Collection entries:

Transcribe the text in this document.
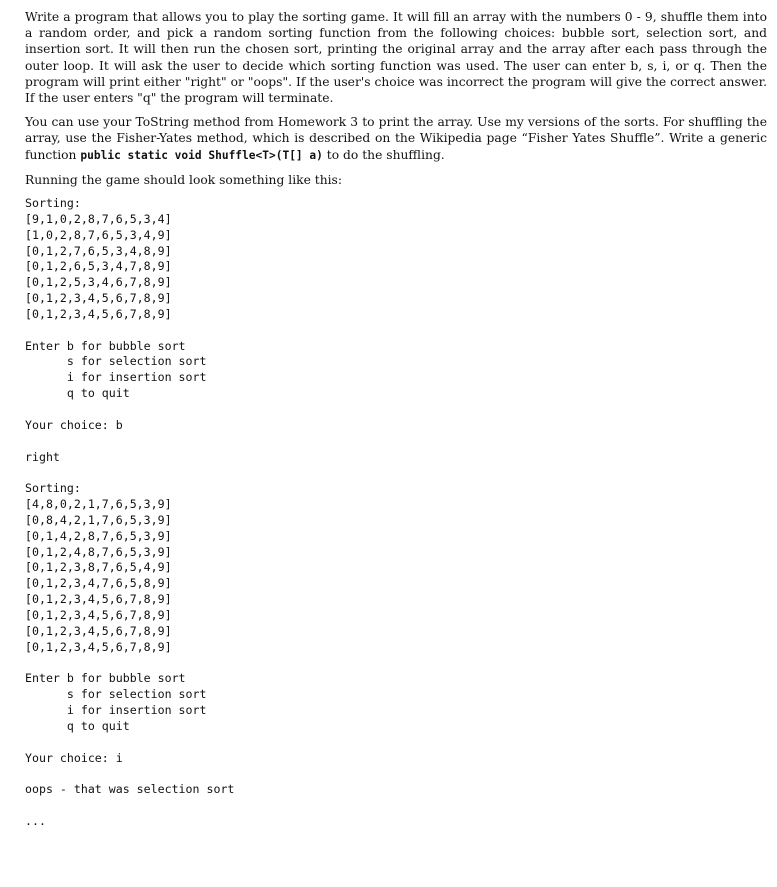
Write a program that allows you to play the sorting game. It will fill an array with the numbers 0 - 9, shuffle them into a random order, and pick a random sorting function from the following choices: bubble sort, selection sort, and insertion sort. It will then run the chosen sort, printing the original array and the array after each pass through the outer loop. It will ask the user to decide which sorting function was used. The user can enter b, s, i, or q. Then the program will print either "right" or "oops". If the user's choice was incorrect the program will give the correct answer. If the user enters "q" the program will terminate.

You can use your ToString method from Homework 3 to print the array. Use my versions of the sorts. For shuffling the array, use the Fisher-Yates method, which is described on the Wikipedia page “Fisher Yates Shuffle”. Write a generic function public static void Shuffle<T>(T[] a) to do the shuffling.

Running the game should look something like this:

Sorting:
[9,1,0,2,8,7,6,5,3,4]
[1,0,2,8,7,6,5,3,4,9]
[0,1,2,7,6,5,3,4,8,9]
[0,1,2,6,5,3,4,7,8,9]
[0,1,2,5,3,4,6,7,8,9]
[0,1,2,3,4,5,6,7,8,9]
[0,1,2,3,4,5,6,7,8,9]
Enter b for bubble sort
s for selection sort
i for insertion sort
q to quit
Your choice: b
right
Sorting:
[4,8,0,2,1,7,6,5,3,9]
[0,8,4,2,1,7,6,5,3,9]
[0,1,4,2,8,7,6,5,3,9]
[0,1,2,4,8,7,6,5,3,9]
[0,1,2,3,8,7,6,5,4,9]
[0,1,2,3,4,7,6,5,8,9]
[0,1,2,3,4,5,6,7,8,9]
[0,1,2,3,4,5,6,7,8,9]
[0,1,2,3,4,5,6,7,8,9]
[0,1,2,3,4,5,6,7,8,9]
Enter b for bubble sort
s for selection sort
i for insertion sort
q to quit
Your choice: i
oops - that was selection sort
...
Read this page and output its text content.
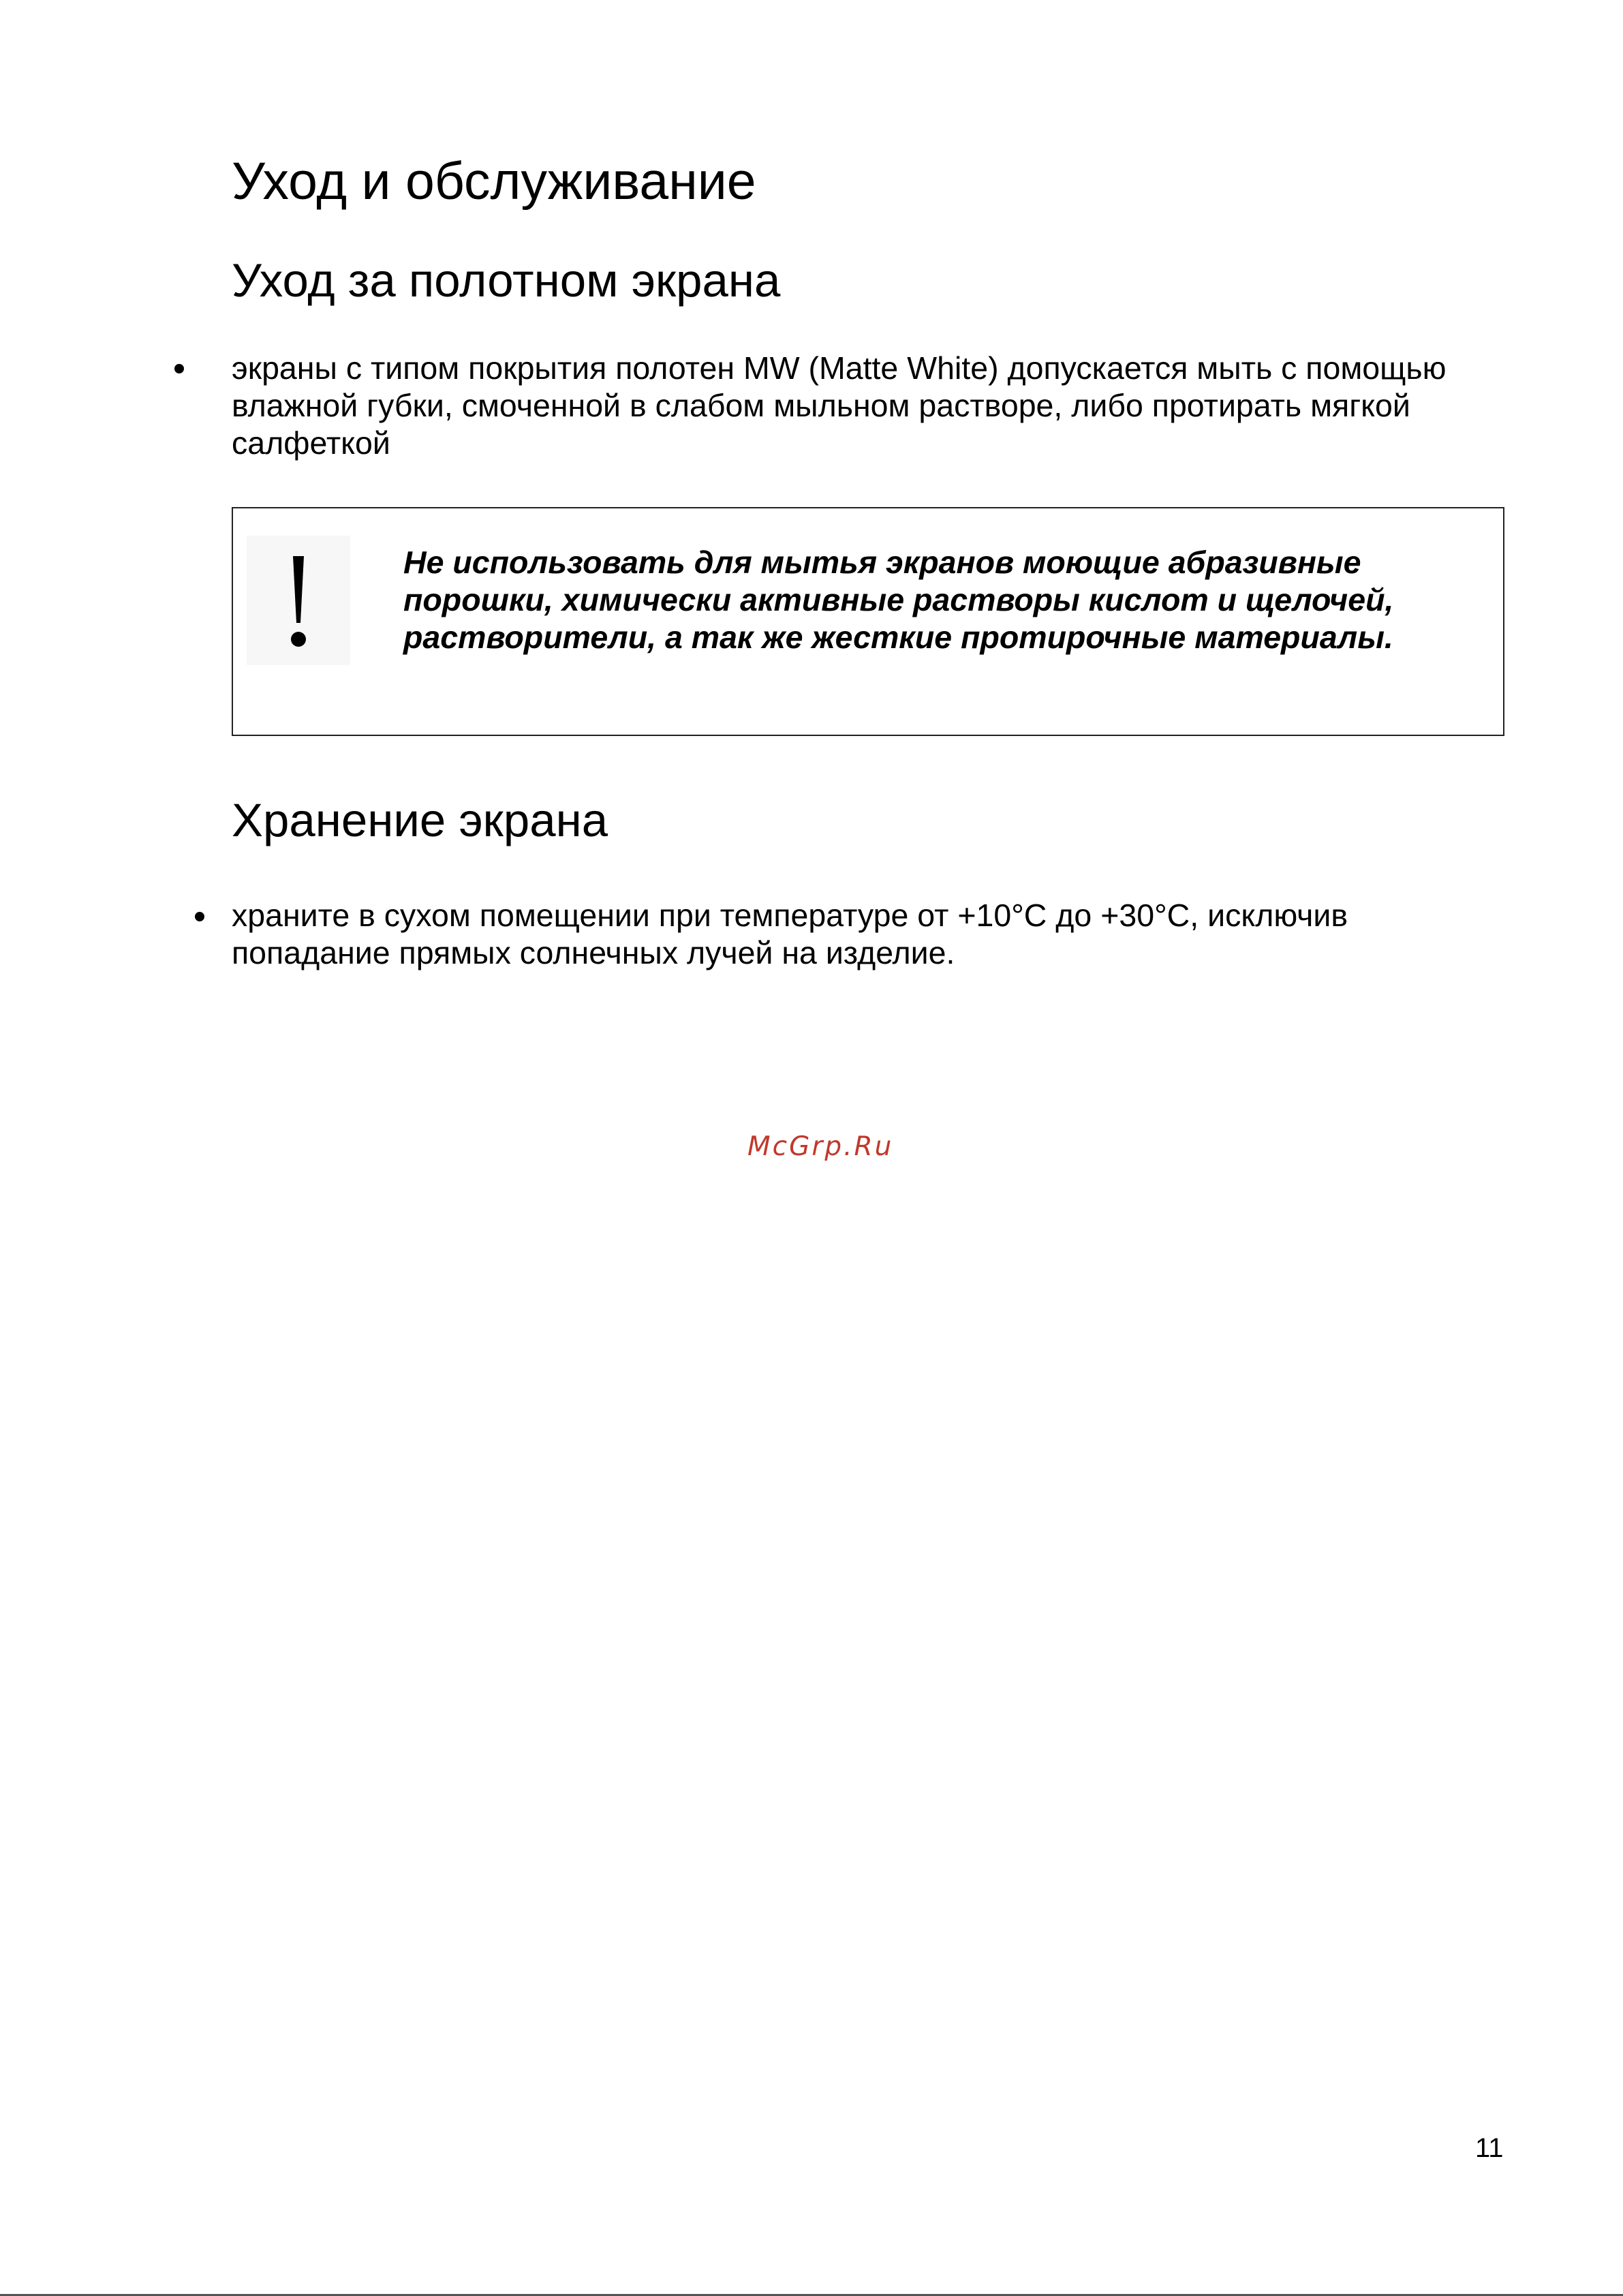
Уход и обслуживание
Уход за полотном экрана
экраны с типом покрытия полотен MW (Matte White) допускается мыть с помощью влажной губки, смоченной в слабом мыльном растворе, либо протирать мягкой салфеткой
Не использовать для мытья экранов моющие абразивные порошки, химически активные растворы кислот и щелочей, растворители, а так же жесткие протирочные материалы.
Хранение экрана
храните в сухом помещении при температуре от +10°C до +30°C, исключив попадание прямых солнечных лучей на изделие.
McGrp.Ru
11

● TASK PROMPT:
Take the entries shown above and quote them verbatim, passing over the pictures.

● WRITTEN SOLUTION:
Transcribe the text in this document.
Write a program that allows you to play the sorting game. It will fill an array with the numbers 0 - 9, shuffle them into a random order, and pick a random sorting function from the following choices: bubble sort, selection sort, and insertion sort. It will then run the chosen sort, printing the original array and the array after each pass through the outer loop. It will ask the user to decide which sorting function was used. The user can enter b, s, i, or q. Then the program will print either "right" or "oops". If the user's choice was incorrect the program will give the correct answer. If the user enters "q" the program will terminate.

You can use your ToString method from Homework 3 to print the array. Use my versions of the sorts. For shuffling the array, use the Fisher-Yates method, which is described on the Wikipedia page “Fisher Yates Shuffle”. Write a generic function public static void Shuffle<T>(T[] a) to do the shuffling.

Running the game should look something like this:

Sorting:
[9,1,0,2,8,7,6,5,3,4]
[1,0,2,8,7,6,5,3,4,9]
[0,1,2,7,6,5,3,4,8,9]
[0,1,2,6,5,3,4,7,8,9]
[0,1,2,5,3,4,6,7,8,9]
[0,1,2,3,4,5,6,7,8,9]
[0,1,2,3,4,5,6,7,8,9]
Enter b for bubble sort
s for selection sort
i for insertion sort
q to quit
Your choice: b
right
Sorting:
[4,8,0,2,1,7,6,5,3,9]
[0,8,4,2,1,7,6,5,3,9]
[0,1,4,2,8,7,6,5,3,9]
[0,1,2,4,8,7,6,5,3,9]
[0,1,2,3,8,7,6,5,4,9]
[0,1,2,3,4,7,6,5,8,9]
[0,1,2,3,4,5,6,7,8,9]
[0,1,2,3,4,5,6,7,8,9]
[0,1,2,3,4,5,6,7,8,9]
[0,1,2,3,4,5,6,7,8,9]
Enter b for bubble sort
s for selection sort
i for insertion sort
q to quit
Your choice: i
oops - that was selection sort
...
Read this page and output its text content.
Уход и обслуживание
Уход за полотном экрана
экраны с типом покрытия полотен MW (Matte White) допускается мыть с помощью влажной губки, смоченной в слабом мыльном растворе, либо протирать мягкой салфеткой
Не использовать для мытья экранов моющие абразивные порошки, химически активные растворы кислот и щелочей, растворители, а так же жесткие протирочные материалы.
Хранение экрана
храните в сухом помещении при температуре от +10°C до +30°C, исключив попадание прямых солнечных лучей на изделие.
McGrp.Ru
11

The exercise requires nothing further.